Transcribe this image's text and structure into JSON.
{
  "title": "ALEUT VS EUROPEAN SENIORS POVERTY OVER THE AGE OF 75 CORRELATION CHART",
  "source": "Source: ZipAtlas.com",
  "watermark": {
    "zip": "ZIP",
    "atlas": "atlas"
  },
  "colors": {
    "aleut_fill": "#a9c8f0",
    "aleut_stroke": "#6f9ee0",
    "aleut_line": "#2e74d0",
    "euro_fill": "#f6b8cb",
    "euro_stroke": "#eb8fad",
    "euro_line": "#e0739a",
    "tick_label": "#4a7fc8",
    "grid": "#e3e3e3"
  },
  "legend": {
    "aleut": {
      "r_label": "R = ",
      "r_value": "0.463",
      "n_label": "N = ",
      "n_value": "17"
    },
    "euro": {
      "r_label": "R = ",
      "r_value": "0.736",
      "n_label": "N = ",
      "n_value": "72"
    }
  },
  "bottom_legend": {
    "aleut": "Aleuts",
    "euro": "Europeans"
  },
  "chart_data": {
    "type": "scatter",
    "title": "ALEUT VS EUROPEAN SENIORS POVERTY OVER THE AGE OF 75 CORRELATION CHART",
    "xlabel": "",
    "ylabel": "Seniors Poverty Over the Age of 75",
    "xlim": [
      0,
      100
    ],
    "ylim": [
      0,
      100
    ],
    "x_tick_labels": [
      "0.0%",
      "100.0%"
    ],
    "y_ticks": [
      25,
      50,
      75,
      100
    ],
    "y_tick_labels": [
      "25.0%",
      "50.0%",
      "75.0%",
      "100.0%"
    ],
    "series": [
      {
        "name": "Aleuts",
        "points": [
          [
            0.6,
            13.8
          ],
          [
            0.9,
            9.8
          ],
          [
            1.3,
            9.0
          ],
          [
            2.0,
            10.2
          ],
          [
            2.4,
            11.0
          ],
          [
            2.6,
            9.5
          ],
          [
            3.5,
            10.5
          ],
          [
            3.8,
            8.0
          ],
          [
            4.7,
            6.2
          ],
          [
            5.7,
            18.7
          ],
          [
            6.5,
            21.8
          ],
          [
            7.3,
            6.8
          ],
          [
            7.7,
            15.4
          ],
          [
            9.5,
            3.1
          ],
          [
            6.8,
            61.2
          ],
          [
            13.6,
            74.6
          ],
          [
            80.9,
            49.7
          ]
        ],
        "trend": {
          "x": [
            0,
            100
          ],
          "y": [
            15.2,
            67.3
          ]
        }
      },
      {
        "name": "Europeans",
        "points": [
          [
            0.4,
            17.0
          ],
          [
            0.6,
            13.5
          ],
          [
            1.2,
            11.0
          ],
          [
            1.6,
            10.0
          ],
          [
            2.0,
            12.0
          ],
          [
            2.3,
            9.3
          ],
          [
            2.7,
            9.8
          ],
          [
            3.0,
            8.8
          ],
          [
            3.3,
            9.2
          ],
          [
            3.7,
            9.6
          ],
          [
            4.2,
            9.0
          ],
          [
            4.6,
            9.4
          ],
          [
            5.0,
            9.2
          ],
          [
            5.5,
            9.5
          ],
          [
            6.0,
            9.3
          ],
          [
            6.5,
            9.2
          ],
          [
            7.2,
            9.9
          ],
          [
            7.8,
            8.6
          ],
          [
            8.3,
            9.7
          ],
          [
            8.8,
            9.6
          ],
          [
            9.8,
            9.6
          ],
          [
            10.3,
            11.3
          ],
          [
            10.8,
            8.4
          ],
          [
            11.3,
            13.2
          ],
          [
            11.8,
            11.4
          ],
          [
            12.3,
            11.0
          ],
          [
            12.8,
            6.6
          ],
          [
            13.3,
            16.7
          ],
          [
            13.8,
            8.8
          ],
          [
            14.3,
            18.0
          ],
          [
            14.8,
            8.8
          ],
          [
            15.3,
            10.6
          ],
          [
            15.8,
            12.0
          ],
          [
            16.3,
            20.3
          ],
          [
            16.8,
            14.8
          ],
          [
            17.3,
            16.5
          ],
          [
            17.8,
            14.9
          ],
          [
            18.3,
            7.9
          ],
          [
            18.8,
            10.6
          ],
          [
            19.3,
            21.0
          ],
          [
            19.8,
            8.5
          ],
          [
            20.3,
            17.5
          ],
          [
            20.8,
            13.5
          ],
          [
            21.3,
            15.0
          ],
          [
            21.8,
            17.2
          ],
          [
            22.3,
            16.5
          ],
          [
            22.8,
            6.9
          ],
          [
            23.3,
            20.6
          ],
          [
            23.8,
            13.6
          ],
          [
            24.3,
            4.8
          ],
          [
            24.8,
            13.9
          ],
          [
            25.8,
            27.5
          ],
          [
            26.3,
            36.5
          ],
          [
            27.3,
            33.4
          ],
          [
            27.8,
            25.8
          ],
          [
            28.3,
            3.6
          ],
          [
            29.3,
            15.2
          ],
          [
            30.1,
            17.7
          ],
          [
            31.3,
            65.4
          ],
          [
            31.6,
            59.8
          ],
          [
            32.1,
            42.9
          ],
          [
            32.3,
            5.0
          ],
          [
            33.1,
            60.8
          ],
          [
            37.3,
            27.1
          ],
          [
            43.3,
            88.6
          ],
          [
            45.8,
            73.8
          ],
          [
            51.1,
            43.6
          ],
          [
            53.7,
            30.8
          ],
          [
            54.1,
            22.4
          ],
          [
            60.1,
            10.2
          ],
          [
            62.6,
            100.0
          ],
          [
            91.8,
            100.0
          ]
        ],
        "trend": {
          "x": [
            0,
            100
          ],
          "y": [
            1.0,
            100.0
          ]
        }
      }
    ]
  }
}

★ ★ ★

The records above should be duplicated in full, exactly as given.

TASK ANSWER —
Transcribe this image's text and structure into JSON.
{
  "title": "ALEUT VS EUROPEAN SENIORS POVERTY OVER THE AGE OF 75 CORRELATION CHART",
  "source": "Source: ZipAtlas.com",
  "watermark": {
    "zip": "ZIP",
    "atlas": "atlas"
  },
  "colors": {
    "aleut_fill": "#a9c8f0",
    "aleut_stroke": "#6f9ee0",
    "aleut_line": "#2e74d0",
    "euro_fill": "#f6b8cb",
    "euro_stroke": "#eb8fad",
    "euro_line": "#e0739a",
    "tick_label": "#4a7fc8",
    "grid": "#e3e3e3"
  },
  "legend": {
    "aleut": {
      "r_label": "R = ",
      "r_value": "0.463",
      "n_label": "N = ",
      "n_value": "17"
    },
    "euro": {
      "r_label": "R = ",
      "r_value": "0.736",
      "n_label": "N = ",
      "n_value": "72"
    }
  },
  "bottom_legend": {
    "aleut": "Aleuts",
    "euro": "Europeans"
  },
  "chart_data": {
    "type": "scatter",
    "title": "ALEUT VS EUROPEAN SENIORS POVERTY OVER THE AGE OF 75 CORRELATION CHART",
    "xlabel": "",
    "ylabel": "Seniors Poverty Over the Age of 75",
    "xlim": [
      0,
      100
    ],
    "ylim": [
      0,
      100
    ],
    "x_tick_labels": [
      "0.0%",
      "100.0%"
    ],
    "y_ticks": [
      25,
      50,
      75,
      100
    ],
    "y_tick_labels": [
      "25.0%",
      "50.0%",
      "75.0%",
      "100.0%"
    ],
    "series": [
      {
        "name": "Aleuts",
        "points": [
          [
            0.6,
            13.8
          ],
          [
            0.9,
            9.8
          ],
          [
            1.3,
            9.0
          ],
          [
            2.0,
            10.2
          ],
          [
            2.4,
            11.0
          ],
          [
            2.6,
            9.5
          ],
          [
            3.5,
            10.5
          ],
          [
            3.8,
            8.0
          ],
          [
            4.7,
            6.2
          ],
          [
            5.7,
            18.7
          ],
          [
            6.5,
            21.8
          ],
          [
            7.3,
            6.8
          ],
          [
            7.7,
            15.4
          ],
          [
            9.5,
            3.1
          ],
          [
            6.8,
            61.2
          ],
          [
            13.6,
            74.6
          ],
          [
            80.9,
            49.7
          ]
        ],
        "trend": {
          "x": [
            0,
            100
          ],
          "y": [
            15.2,
            67.3
          ]
        }
      },
      {
        "name": "Europeans",
        "points": [
          [
            0.4,
            17.0
          ],
          [
            0.6,
            13.5
          ],
          [
            1.2,
            11.0
          ],
          [
            1.6,
            10.0
          ],
          [
            2.0,
            12.0
          ],
          [
            2.3,
            9.3
          ],
          [
            2.7,
            9.8
          ],
          [
            3.0,
            8.8
          ],
          [
            3.3,
            9.2
          ],
          [
            3.7,
            9.6
          ],
          [
            4.2,
            9.0
          ],
          [
            4.6,
            9.4
          ],
          [
            5.0,
            9.2
          ],
          [
            5.5,
            9.5
          ],
          [
            6.0,
            9.3
          ],
          [
            6.5,
            9.2
          ],
          [
            7.2,
            9.9
          ],
          [
            7.8,
            8.6
          ],
          [
            8.3,
            9.7
          ],
          [
            8.8,
            9.6
          ],
          [
            9.8,
            9.6
          ],
          [
            10.3,
            11.3
          ],
          [
            10.8,
            8.4
          ],
          [
            11.3,
            13.2
          ],
          [
            11.8,
            11.4
          ],
          [
            12.3,
            11.0
          ],
          [
            12.8,
            6.6
          ],
          [
            13.3,
            16.7
          ],
          [
            13.8,
            8.8
          ],
          [
            14.3,
            18.0
          ],
          [
            14.8,
            8.8
          ],
          [
            15.3,
            10.6
          ],
          [
            15.8,
            12.0
          ],
          [
            16.3,
            20.3
          ],
          [
            16.8,
            14.8
          ],
          [
            17.3,
            16.5
          ],
          [
            17.8,
            14.9
          ],
          [
            18.3,
            7.9
          ],
          [
            18.8,
            10.6
          ],
          [
            19.3,
            21.0
          ],
          [
            19.8,
            8.5
          ],
          [
            20.3,
            17.5
          ],
          [
            20.8,
            13.5
          ],
          [
            21.3,
            15.0
          ],
          [
            21.8,
            17.2
          ],
          [
            22.3,
            16.5
          ],
          [
            22.8,
            6.9
          ],
          [
            23.3,
            20.6
          ],
          [
            23.8,
            13.6
          ],
          [
            24.3,
            4.8
          ],
          [
            24.8,
            13.9
          ],
          [
            25.8,
            27.5
          ],
          [
            26.3,
            36.5
          ],
          [
            27.3,
            33.4
          ],
          [
            27.8,
            25.8
          ],
          [
            28.3,
            3.6
          ],
          [
            29.3,
            15.2
          ],
          [
            30.1,
            17.7
          ],
          [
            31.3,
            65.4
          ],
          [
            31.6,
            59.8
          ],
          [
            32.1,
            42.9
          ],
          [
            32.3,
            5.0
          ],
          [
            33.1,
            60.8
          ],
          [
            37.3,
            27.1
          ],
          [
            43.3,
            88.6
          ],
          [
            45.8,
            73.8
          ],
          [
            51.1,
            43.6
          ],
          [
            53.7,
            30.8
          ],
          [
            54.1,
            22.4
          ],
          [
            60.1,
            10.2
          ],
          [
            62.6,
            100.0
          ],
          [
            91.8,
            100.0
          ]
        ],
        "trend": {
          "x": [
            0,
            100
          ],
          "y": [
            1.0,
            100.0
          ]
        }
      }
    ]
  }
}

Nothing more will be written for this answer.